Requirement: A verbatim printing of the entries that follow is needed; pictures must not appear in it.

--- Listed entries Enclosed Below ---

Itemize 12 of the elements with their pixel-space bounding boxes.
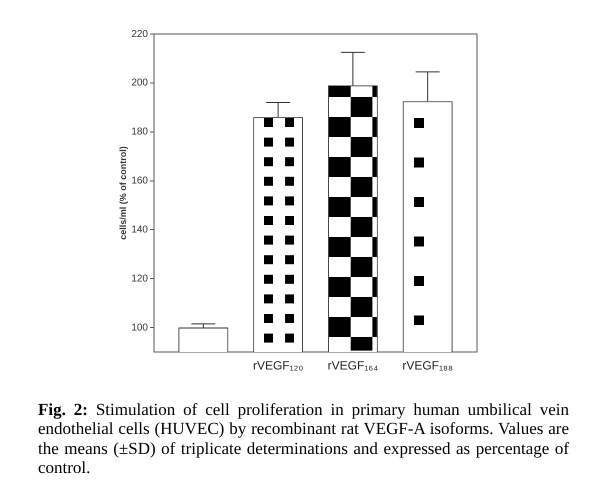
y-axis-title: cells/ml (% of control) [118, 146, 128, 240]
y-tick-label: 100 [131, 322, 148, 334]
y-tick-label: 220 [131, 28, 148, 40]
caption: Fig. 2: Stimulation of cell proliferation in primary human umbilical vein endothelial cells (HUVEC) by recombinant rat VEGF-A isoforms. Values are the means (±SD) of triplicate determinations and expressed as percentage of control. [38, 400, 569, 478]
x-tick-label: rVEGF₁₈₈ [402, 358, 454, 373]
x-tick-label: rVEGF₁₆₄ [328, 358, 378, 373]
y-tick-label: 200 [131, 78, 148, 89]
x-tick-label: rVEGF₁₂₀ [252, 358, 304, 373]
y-tick-label: 120 [131, 273, 148, 284]
y-tick-label: 160 [131, 176, 148, 187]
y-tick-label: 180 [131, 126, 148, 138]
y-tick-label: 140 [131, 224, 148, 236]
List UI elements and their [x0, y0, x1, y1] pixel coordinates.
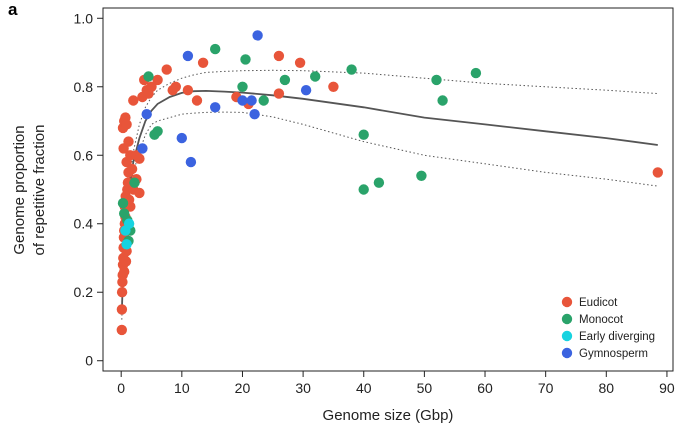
y-tick-label: 0.6	[74, 147, 94, 163]
eudicot-point	[134, 187, 145, 199]
eudicot-point	[126, 163, 138, 175]
early-diverging-point	[123, 218, 135, 229]
monocot-point	[279, 74, 291, 86]
y-axis-ticks: 0 0.2 0.4 0.6 0.8 1.0	[74, 10, 103, 369]
gymnosperm-point	[210, 102, 221, 113]
legend-marker-gymnosperm	[561, 347, 573, 359]
monocot-point	[470, 67, 482, 79]
eudicot-point	[128, 95, 139, 106]
data-points	[116, 30, 663, 336]
monocot-point	[431, 74, 442, 86]
legend-label-early-diverging: Early diverging	[579, 331, 655, 343]
eudicot-point	[116, 287, 128, 298]
eudicot-point	[116, 324, 128, 336]
eudicot-point	[152, 74, 163, 86]
gymnosperm-point	[182, 50, 194, 62]
legend-label-monocot: Monocot	[579, 314, 624, 326]
eudicot-point	[191, 95, 203, 106]
legend-label-eudicot: Eudicot	[579, 297, 618, 309]
y-tick-label: 0	[85, 353, 93, 369]
fit-curves	[120, 69, 658, 320]
x-tick-label: 40	[356, 380, 372, 396]
legend-marker-eudicot	[561, 296, 573, 308]
legend: Eudicot Monocot Early diverging Gymnosperm	[561, 296, 655, 360]
plot-frame	[102, 7, 674, 372]
ci-lower-line	[121, 111, 658, 320]
x-tick-label: 20	[235, 380, 251, 396]
monocot-point	[358, 129, 369, 140]
eudicot-point	[197, 57, 209, 68]
monocot-point	[346, 64, 357, 75]
legend-marker-early-diverging	[561, 330, 573, 342]
eudicot-point	[121, 119, 132, 130]
monocot-point	[373, 177, 385, 188]
eudicot-point	[652, 167, 663, 178]
eudicot-point	[328, 81, 339, 93]
gymnosperm-point	[249, 109, 260, 120]
eudicot-point	[273, 88, 285, 99]
eudicot-point	[119, 266, 130, 277]
monocot-point	[416, 170, 427, 181]
gymnosperm-point	[300, 85, 312, 96]
eudicot-point	[182, 85, 194, 96]
eudicot-point	[118, 143, 129, 154]
ci-upper-line	[121, 69, 658, 306]
x-tick-label: 0	[117, 380, 125, 396]
gymnosperm-point	[185, 156, 197, 168]
eudicot-point	[161, 64, 172, 75]
gymnosperm-point	[252, 30, 263, 41]
x-tick-label: 60	[477, 380, 493, 396]
eudicot-point	[170, 81, 181, 93]
gymnosperm-point	[176, 132, 187, 144]
y-axis-title-line-1: Genome proportion	[11, 125, 28, 254]
x-tick-label: 50	[417, 380, 433, 396]
eudicot-point	[116, 304, 128, 315]
y-tick-label: 0.4	[74, 216, 94, 232]
legend-label-gymnosperm: Gymnosperm	[579, 348, 648, 360]
monocot-point	[117, 198, 129, 209]
monocot-point	[210, 43, 221, 55]
monocot-point	[143, 71, 154, 82]
monocot-point	[237, 81, 248, 93]
y-tick-label: 1.0	[74, 10, 94, 26]
gymnosperm-point	[137, 143, 148, 154]
eudicot-point	[146, 81, 157, 93]
gymnosperm-point	[141, 109, 152, 120]
eudicot-point	[273, 50, 285, 62]
legend-marker-monocot	[561, 313, 573, 325]
monocot-point	[358, 184, 369, 195]
y-tick-label: 0.2	[74, 284, 94, 300]
y-tick-label: 0.8	[74, 79, 94, 95]
early-diverging-point	[121, 239, 132, 250]
monocot-point	[240, 54, 251, 65]
eudicot-point	[294, 57, 306, 68]
x-axis-ticks: 0 10 20 30 40 50 60 70 80 90	[117, 371, 675, 396]
monocot-point	[129, 177, 140, 188]
x-tick-label: 30	[295, 380, 311, 396]
gymnosperm-point	[246, 95, 257, 106]
eudicot-point	[120, 256, 132, 267]
x-tick-label: 10	[174, 380, 190, 396]
y-axis-title-line-2: of repetitive fraction	[31, 125, 48, 256]
eudicot-point	[134, 153, 145, 164]
x-tick-label: 80	[599, 380, 615, 396]
monocot-point	[258, 95, 269, 106]
monocot-point	[310, 71, 321, 82]
monocot-point	[437, 95, 448, 106]
panel-label: a	[8, 0, 18, 19]
fit-line	[120, 89, 658, 313]
gymnosperm-point	[237, 95, 248, 106]
x-axis-title: Genome size (Gbp)	[323, 407, 454, 424]
monocot-point	[152, 126, 163, 137]
x-tick-label: 70	[538, 380, 554, 396]
x-tick-label: 90	[659, 380, 675, 396]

--- End of Enclosed Listed entries ---

Answer section:
Itemize 12 of the elements with their pixel-space bounding boxes.
y-axis-title: cells/ml (% of control) [118, 146, 128, 240]
y-tick-label: 100 [131, 322, 148, 334]
y-tick-label: 220 [131, 28, 148, 40]
caption: Fig. 2: Stimulation of cell proliferation in primary human umbilical vein endothelial cells (HUVEC) by recombinant rat VEGF-A isoforms. Values are the means (±SD) of triplicate determinations and expressed as percentage of control. [38, 400, 569, 478]
x-tick-label: rVEGF₁₈₈ [402, 358, 454, 373]
x-tick-label: rVEGF₁₆₄ [328, 358, 378, 373]
y-tick-label: 200 [131, 78, 148, 89]
x-tick-label: rVEGF₁₂₀ [252, 358, 304, 373]
y-tick-label: 120 [131, 273, 148, 284]
y-tick-label: 160 [131, 176, 148, 187]
y-tick-label: 180 [131, 126, 148, 138]
y-tick-label: 140 [131, 224, 148, 236]
List UI elements and their [x0, y0, x1, y1] pixel coordinates.
y-tick-label: 0.6	[74, 147, 94, 163]
eudicot-point	[134, 187, 145, 199]
eudicot-point	[126, 163, 138, 175]
early-diverging-point	[123, 218, 135, 229]
monocot-point	[279, 74, 291, 86]
y-axis-ticks: 0 0.2 0.4 0.6 0.8 1.0	[74, 10, 103, 369]
gymnosperm-point	[210, 102, 221, 113]
legend-marker-gymnosperm	[561, 347, 573, 359]
monocot-point	[470, 67, 482, 79]
eudicot-point	[128, 95, 139, 106]
data-points	[116, 30, 663, 336]
monocot-point	[431, 74, 442, 86]
legend-label-early-diverging: Early diverging	[579, 331, 655, 343]
eudicot-point	[116, 287, 128, 298]
eudicot-point	[116, 324, 128, 336]
eudicot-point	[152, 74, 163, 86]
gymnosperm-point	[182, 50, 194, 62]
legend-label-monocot: Monocot	[579, 314, 624, 326]
eudicot-point	[191, 95, 203, 106]
legend-label-eudicot: Eudicot	[579, 297, 618, 309]
y-tick-label: 0	[85, 353, 93, 369]
fit-curves	[120, 69, 658, 320]
x-tick-label: 40	[356, 380, 372, 396]
legend-marker-eudicot	[561, 296, 573, 308]
legend: Eudicot Monocot Early diverging Gymnosperm	[561, 296, 655, 360]
plot-frame	[102, 7, 674, 372]
ci-lower-line	[121, 111, 658, 320]
x-tick-label: 20	[235, 380, 251, 396]
monocot-point	[358, 129, 369, 140]
eudicot-point	[197, 57, 209, 68]
monocot-point	[346, 64, 357, 75]
legend-marker-early-diverging	[561, 330, 573, 342]
eudicot-point	[121, 119, 132, 130]
monocot-point	[373, 177, 385, 188]
eudicot-point	[652, 167, 663, 178]
eudicot-point	[328, 81, 339, 93]
gymnosperm-point	[249, 109, 260, 120]
eudicot-point	[273, 88, 285, 99]
eudicot-point	[119, 266, 130, 277]
monocot-point	[416, 170, 427, 181]
gymnosperm-point	[300, 85, 312, 96]
eudicot-point	[182, 85, 194, 96]
eudicot-point	[118, 143, 129, 154]
ci-upper-line	[121, 69, 658, 306]
x-tick-label: 0	[117, 380, 125, 396]
gymnosperm-point	[185, 156, 197, 168]
eudicot-point	[161, 64, 172, 75]
gymnosperm-point	[252, 30, 263, 41]
x-tick-label: 60	[477, 380, 493, 396]
eudicot-point	[170, 81, 181, 93]
gymnosperm-point	[176, 132, 187, 144]
y-axis-title-line-1: Genome proportion	[11, 125, 28, 254]
x-tick-label: 50	[417, 380, 433, 396]
eudicot-point	[116, 304, 128, 315]
y-tick-label: 0.4	[74, 216, 94, 232]
legend-label-gymnosperm: Gymnosperm	[579, 348, 648, 360]
monocot-point	[117, 198, 129, 209]
monocot-point	[210, 43, 221, 55]
monocot-point	[143, 71, 154, 82]
monocot-point	[237, 81, 248, 93]
y-tick-label: 1.0	[74, 10, 94, 26]
gymnosperm-point	[137, 143, 148, 154]
eudicot-point	[146, 81, 157, 93]
gymnosperm-point	[141, 109, 152, 120]
eudicot-point	[273, 50, 285, 62]
legend-marker-monocot	[561, 313, 573, 325]
monocot-point	[358, 184, 369, 195]
y-tick-label: 0.2	[74, 284, 94, 300]
y-tick-label: 0.8	[74, 79, 94, 95]
early-diverging-point	[121, 239, 132, 250]
monocot-point	[240, 54, 251, 65]
eudicot-point	[294, 57, 306, 68]
x-axis-ticks: 0 10 20 30 40 50 60 70 80 90	[117, 371, 675, 396]
monocot-point	[129, 177, 140, 188]
x-tick-label: 30	[295, 380, 311, 396]
gymnosperm-point	[246, 95, 257, 106]
eudicot-point	[120, 256, 132, 267]
x-tick-label: 10	[174, 380, 190, 396]
y-axis-title-line-2: of repetitive fraction	[31, 125, 48, 256]
eudicot-point	[134, 153, 145, 164]
x-tick-label: 80	[599, 380, 615, 396]
monocot-point	[258, 95, 269, 106]
monocot-point	[310, 71, 321, 82]
monocot-point	[437, 95, 448, 106]
panel-label: a	[8, 0, 18, 19]
fit-line	[120, 89, 658, 313]
gymnosperm-point	[237, 95, 248, 106]
x-axis-title: Genome size (Gbp)	[323, 407, 454, 424]
monocot-point	[152, 126, 163, 137]
x-tick-label: 70	[538, 380, 554, 396]
x-tick-label: 90	[659, 380, 675, 396]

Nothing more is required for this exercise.